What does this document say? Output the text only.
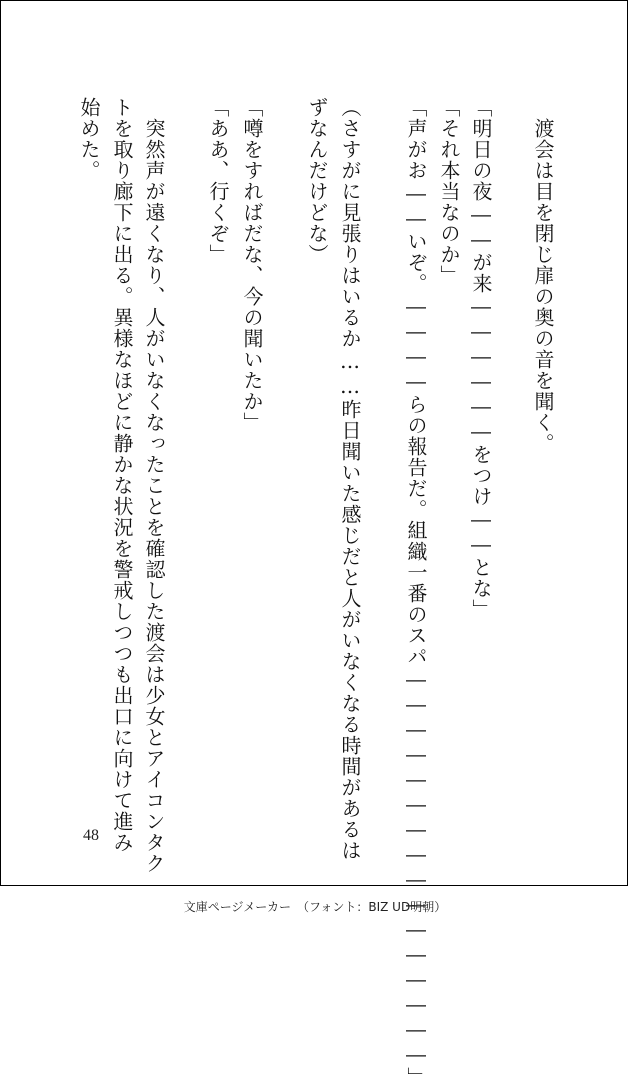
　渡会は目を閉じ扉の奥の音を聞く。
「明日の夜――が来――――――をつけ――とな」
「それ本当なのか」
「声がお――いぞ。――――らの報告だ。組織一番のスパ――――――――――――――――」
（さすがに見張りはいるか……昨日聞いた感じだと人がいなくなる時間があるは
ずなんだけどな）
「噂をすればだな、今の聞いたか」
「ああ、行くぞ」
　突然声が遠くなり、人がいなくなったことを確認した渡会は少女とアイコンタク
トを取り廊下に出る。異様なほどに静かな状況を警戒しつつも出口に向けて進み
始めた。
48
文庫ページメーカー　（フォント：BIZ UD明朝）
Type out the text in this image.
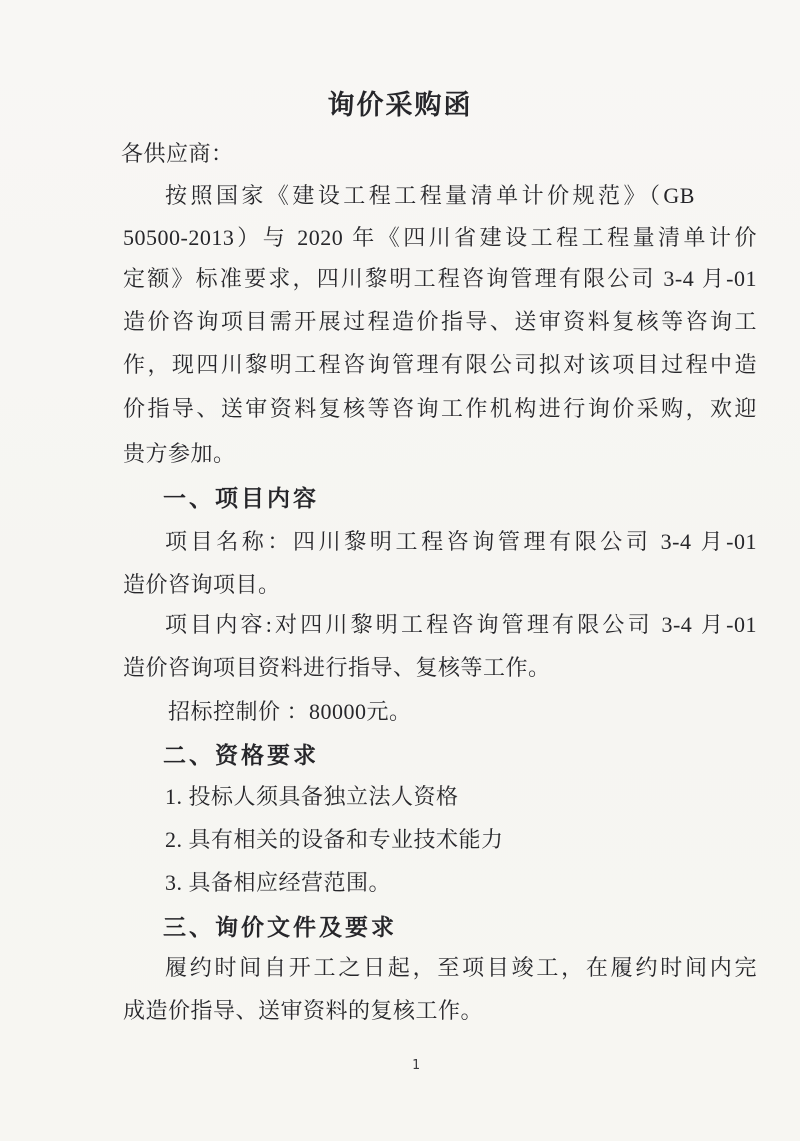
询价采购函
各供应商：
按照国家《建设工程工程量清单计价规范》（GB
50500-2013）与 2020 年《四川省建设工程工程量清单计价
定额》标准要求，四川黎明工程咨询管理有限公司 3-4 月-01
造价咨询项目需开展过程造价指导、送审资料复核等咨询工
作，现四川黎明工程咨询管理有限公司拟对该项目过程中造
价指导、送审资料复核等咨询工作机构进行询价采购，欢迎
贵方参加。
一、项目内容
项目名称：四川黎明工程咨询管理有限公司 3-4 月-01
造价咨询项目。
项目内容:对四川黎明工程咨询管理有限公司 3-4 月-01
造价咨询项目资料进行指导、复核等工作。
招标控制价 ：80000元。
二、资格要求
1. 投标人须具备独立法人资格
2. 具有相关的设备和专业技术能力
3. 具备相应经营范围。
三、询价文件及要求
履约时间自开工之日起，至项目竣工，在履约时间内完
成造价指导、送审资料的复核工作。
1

### Your objective
Skip the pictures and copy exactly the lines from the one containing "Type out the text in this image." through the end of the material, both ends included.

### Answer to the problem
Type out the text in this image.
询价采购函
各供应商：
按照国家《建设工程工程量清单计价规范》（GB
50500-2013）与 2020 年《四川省建设工程工程量清单计价
定额》标准要求，四川黎明工程咨询管理有限公司 3-4 月-01
造价咨询项目需开展过程造价指导、送审资料复核等咨询工
作，现四川黎明工程咨询管理有限公司拟对该项目过程中造
价指导、送审资料复核等咨询工作机构进行询价采购，欢迎
贵方参加。
一、项目内容
项目名称：四川黎明工程咨询管理有限公司 3-4 月-01
造价咨询项目。
项目内容:对四川黎明工程咨询管理有限公司 3-4 月-01
造价咨询项目资料进行指导、复核等工作。
招标控制价 ：80000元。
二、资格要求
1. 投标人须具备独立法人资格
2. 具有相关的设备和专业技术能力
3. 具备相应经营范围。
三、询价文件及要求
履约时间自开工之日起，至项目竣工，在履约时间内完
成造价指导、送审资料的复核工作。
1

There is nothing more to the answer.